• **TRAVAIL À FAIRE**:
1. Dans le texte sur le lézard, quelle était la marque de la boîte de conserve d'ananas ?
2. Résumez en deux phrases le texte sur le lézard trouvé dans une boîte d'ananas.

• **TEXTE**:
****
LE QUOTIDIEN (Chicoutimi, Quebec) 09 November 04 Mauvaise surprise; Un petit lézard flotte dans la boîte d'ananas
Alma: On savait pour le "fondant aux criquets", pour le "sauté aux coléoptères", ou même pour le "suprême de larves". Or, jamais n'avait-on entendu parler du "lézard aux ananas".
Jamais jusqu'à vendredi soir dernier, alors qu'Annie Gagnon de Desbiens, a bien failli ingurgiter par inadvertance ce qui semble être le corps d'un petit lézard. Celui-ci flottait entre deux eaux, à l'intérieur d'une boîte de conserve d'ananas de marque Club.
Dégoûtée, la dame raconte en détail le moment où ses yeux ont aperçu l'inerte reptile, quelques fractions de seconde avant que l'irréparable se produise.
"D'habitude, quand je fais une sauce à l'ananas, je bois le jus pendant que mon poêlon est en train de chauffer. J'ai été très chanceuse de voir le lézard avant de prendre une gorgée. Mais, ça reste que j'ai fait un méchant saut", exprime-t-elle.
****
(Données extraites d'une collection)
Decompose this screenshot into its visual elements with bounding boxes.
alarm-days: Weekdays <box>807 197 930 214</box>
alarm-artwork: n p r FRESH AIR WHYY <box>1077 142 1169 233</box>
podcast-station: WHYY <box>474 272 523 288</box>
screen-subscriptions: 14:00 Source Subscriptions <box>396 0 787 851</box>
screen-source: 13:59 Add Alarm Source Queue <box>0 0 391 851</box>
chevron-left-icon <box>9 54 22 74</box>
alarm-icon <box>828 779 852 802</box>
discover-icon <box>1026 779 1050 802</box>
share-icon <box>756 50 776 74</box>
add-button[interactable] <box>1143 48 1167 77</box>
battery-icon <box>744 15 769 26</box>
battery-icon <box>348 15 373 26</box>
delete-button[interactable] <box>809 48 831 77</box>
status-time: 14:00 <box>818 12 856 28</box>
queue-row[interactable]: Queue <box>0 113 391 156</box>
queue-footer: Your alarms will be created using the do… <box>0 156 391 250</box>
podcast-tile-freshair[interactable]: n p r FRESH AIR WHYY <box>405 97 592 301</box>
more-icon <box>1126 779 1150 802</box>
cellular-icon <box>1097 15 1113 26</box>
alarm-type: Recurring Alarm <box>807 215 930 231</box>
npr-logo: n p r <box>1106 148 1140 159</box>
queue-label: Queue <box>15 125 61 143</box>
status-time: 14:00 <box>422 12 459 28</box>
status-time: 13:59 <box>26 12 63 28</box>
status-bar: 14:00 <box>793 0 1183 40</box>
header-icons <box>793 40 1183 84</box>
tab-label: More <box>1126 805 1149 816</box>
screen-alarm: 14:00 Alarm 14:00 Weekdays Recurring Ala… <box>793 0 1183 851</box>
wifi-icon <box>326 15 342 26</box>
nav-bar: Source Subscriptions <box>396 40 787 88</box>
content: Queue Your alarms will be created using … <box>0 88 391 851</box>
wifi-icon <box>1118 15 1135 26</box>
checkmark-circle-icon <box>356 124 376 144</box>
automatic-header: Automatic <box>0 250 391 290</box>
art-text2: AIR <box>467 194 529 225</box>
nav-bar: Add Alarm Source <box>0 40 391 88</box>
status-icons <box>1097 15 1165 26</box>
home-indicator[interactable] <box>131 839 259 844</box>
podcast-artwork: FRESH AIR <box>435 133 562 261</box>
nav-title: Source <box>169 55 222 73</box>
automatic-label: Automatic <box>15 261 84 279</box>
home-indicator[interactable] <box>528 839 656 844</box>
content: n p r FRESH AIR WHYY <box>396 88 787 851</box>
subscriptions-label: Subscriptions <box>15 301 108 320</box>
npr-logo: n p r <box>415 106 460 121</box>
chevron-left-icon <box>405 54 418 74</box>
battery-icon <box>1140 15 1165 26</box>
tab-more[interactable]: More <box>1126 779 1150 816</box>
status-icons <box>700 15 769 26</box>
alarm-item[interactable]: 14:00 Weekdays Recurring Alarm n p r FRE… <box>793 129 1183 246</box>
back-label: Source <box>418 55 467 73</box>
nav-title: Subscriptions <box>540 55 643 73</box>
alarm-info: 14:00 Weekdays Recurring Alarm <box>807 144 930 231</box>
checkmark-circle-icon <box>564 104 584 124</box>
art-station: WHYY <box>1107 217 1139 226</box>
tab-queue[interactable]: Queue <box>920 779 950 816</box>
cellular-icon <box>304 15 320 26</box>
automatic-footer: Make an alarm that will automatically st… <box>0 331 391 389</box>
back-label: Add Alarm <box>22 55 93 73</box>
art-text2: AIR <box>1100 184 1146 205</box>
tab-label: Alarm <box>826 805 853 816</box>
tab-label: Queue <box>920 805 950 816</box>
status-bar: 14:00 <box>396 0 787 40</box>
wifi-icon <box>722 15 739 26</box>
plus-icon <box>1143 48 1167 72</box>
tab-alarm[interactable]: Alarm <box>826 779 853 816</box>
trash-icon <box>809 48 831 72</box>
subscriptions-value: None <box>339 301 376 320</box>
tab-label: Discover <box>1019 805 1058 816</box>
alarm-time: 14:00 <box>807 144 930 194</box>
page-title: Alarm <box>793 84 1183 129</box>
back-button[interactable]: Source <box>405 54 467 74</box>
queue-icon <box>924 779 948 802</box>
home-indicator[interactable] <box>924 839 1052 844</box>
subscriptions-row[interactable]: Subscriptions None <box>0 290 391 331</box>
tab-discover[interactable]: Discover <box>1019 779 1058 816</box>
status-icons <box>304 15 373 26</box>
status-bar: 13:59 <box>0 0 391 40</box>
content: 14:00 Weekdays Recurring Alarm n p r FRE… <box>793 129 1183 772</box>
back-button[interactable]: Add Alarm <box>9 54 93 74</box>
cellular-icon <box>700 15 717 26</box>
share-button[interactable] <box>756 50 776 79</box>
****
• **RÉSULTATS**:
1. Club.

2. Vendredi soir dernier, Annie Gagnon, de Desbiens, a failli avaler par inadvertance ce qui semble être le corps d'un petit lézard qui flottait dans une boîte d'ananas de marque Club. Elle a aperçu le reptile juste avant de boire le jus, comme elle le fait d'habitude en préparant une sauce à l'ananas, et dit avoir fait « un méchant saut ».